Format the section that starts at the beginning of the rows and ends with the line containing "bar-week-18[interactable]: [746, 175, 760, 401]" as a JSON list of strings, one string per line, leaving out any blank lines.

Spatial layout data:
* begin *

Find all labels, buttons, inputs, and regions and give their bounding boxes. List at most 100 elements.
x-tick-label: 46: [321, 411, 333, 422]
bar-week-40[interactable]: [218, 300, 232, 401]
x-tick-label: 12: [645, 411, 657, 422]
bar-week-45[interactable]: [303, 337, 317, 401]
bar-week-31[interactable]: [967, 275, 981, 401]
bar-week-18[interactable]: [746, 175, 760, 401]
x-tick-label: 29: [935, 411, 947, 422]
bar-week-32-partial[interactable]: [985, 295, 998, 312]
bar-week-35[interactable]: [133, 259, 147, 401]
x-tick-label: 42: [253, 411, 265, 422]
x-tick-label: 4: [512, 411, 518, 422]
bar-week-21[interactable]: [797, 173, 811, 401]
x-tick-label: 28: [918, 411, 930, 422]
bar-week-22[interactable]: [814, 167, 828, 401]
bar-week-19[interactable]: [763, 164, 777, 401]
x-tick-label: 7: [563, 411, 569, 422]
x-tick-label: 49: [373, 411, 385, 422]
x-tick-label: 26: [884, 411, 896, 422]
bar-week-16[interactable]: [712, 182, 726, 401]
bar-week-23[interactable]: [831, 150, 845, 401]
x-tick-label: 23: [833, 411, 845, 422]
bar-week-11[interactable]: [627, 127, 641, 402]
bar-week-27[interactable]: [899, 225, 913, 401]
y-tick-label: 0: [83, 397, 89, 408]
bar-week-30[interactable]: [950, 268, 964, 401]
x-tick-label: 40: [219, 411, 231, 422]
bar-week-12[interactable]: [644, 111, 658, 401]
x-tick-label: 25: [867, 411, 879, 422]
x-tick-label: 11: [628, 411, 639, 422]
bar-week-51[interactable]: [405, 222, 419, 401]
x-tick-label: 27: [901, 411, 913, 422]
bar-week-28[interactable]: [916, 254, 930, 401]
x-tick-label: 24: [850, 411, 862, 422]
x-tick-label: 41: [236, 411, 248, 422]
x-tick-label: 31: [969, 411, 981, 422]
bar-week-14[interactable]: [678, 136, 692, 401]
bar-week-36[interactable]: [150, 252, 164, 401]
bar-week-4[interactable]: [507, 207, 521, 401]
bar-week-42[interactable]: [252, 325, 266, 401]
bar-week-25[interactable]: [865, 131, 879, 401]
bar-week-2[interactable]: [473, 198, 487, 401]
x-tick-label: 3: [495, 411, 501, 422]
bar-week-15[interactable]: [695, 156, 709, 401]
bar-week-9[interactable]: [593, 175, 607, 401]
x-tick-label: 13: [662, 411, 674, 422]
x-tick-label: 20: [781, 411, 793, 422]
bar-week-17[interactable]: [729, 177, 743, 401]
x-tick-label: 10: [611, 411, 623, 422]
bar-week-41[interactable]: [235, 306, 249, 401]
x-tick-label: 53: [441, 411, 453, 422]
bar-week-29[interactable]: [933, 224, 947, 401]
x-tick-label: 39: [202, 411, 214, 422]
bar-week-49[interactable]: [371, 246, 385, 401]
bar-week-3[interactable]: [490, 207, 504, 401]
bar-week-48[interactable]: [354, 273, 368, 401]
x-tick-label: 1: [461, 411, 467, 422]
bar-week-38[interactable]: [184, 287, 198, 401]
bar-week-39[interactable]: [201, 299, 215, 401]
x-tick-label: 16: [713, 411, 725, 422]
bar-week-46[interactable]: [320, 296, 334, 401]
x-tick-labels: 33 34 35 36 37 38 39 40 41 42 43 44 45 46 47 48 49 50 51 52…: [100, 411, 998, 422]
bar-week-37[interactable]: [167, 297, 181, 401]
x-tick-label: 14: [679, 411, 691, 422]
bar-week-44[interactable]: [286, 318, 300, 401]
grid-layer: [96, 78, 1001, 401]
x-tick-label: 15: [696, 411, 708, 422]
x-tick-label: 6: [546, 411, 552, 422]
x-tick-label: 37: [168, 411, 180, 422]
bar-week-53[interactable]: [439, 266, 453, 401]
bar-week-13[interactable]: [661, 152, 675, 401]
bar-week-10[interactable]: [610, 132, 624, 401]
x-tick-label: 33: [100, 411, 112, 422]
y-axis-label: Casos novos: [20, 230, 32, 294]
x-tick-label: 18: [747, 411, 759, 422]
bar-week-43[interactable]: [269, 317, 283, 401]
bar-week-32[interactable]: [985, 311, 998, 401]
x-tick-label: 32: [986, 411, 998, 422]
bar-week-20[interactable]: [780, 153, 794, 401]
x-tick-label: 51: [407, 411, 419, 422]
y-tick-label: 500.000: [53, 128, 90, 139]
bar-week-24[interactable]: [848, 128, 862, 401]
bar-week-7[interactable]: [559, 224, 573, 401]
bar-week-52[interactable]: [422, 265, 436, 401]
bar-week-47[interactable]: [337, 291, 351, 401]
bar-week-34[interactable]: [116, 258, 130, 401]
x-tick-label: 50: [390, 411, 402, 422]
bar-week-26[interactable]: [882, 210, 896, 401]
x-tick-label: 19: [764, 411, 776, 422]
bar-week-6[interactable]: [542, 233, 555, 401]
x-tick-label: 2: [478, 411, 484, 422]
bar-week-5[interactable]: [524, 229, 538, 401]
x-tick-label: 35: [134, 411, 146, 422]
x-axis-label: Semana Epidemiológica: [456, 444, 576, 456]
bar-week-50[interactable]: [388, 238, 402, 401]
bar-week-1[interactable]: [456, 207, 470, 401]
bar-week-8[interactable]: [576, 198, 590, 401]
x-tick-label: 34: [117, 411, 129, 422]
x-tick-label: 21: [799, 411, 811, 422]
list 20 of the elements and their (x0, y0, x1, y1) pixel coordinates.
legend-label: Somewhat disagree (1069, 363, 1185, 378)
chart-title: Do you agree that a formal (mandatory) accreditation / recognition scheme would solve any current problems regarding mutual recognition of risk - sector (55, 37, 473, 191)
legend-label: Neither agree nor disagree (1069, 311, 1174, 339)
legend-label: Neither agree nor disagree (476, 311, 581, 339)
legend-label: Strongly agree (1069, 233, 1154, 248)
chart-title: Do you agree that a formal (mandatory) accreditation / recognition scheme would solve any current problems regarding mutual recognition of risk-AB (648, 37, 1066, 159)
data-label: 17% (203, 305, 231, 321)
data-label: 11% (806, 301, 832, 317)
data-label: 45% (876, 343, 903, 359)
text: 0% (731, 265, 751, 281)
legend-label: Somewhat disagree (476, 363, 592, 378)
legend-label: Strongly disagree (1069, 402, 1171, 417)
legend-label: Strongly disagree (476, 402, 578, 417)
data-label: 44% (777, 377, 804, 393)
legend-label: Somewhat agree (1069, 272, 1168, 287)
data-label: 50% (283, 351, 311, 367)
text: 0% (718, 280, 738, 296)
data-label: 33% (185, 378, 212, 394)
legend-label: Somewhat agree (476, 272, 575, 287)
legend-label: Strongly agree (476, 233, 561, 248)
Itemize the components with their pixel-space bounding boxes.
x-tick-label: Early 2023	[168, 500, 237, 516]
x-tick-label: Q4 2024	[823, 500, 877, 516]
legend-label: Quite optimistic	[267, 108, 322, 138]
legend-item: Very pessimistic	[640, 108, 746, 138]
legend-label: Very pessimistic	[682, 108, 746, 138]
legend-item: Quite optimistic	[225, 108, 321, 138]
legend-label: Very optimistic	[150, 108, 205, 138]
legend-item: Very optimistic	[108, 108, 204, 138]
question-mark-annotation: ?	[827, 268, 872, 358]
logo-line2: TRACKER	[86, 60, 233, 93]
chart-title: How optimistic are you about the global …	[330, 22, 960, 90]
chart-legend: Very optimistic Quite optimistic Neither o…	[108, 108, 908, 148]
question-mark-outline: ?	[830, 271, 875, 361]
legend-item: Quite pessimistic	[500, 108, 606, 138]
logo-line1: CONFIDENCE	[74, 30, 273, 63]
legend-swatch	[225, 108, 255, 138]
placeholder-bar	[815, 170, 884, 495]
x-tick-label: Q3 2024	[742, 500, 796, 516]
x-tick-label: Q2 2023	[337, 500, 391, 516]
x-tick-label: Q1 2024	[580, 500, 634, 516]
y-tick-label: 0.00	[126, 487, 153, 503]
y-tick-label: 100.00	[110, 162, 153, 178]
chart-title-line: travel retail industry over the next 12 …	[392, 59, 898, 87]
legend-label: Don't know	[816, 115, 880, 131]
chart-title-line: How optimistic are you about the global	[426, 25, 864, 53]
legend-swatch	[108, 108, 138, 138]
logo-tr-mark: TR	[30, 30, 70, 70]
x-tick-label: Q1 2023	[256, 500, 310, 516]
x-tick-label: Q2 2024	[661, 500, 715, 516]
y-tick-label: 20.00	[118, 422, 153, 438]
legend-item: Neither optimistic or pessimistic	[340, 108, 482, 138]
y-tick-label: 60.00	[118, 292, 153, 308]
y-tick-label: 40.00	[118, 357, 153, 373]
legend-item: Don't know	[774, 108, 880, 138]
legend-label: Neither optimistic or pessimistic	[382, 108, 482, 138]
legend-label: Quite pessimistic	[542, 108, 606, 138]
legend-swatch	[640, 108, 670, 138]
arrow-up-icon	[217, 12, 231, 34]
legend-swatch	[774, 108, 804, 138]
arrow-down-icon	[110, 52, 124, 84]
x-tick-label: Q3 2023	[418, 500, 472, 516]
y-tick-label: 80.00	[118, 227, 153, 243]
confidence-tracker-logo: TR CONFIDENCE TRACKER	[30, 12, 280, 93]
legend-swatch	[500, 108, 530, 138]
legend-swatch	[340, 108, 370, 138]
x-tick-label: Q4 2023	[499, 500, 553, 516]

* end *

> **Task answer**:
[
  "Find all labels, buttons, inputs, and regions and give their bounding boxes. List at most 100 elements.",
  "x-tick-label: 46: [321, 411, 333, 422]",
  "bar-week-40[interactable]: [218, 300, 232, 401]",
  "x-tick-label: 12: [645, 411, 657, 422]",
  "bar-week-45[interactable]: [303, 337, 317, 401]",
  "bar-week-31[interactable]: [967, 275, 981, 401]",
  "bar-week-18[interactable]: [746, 175, 760, 401]"
]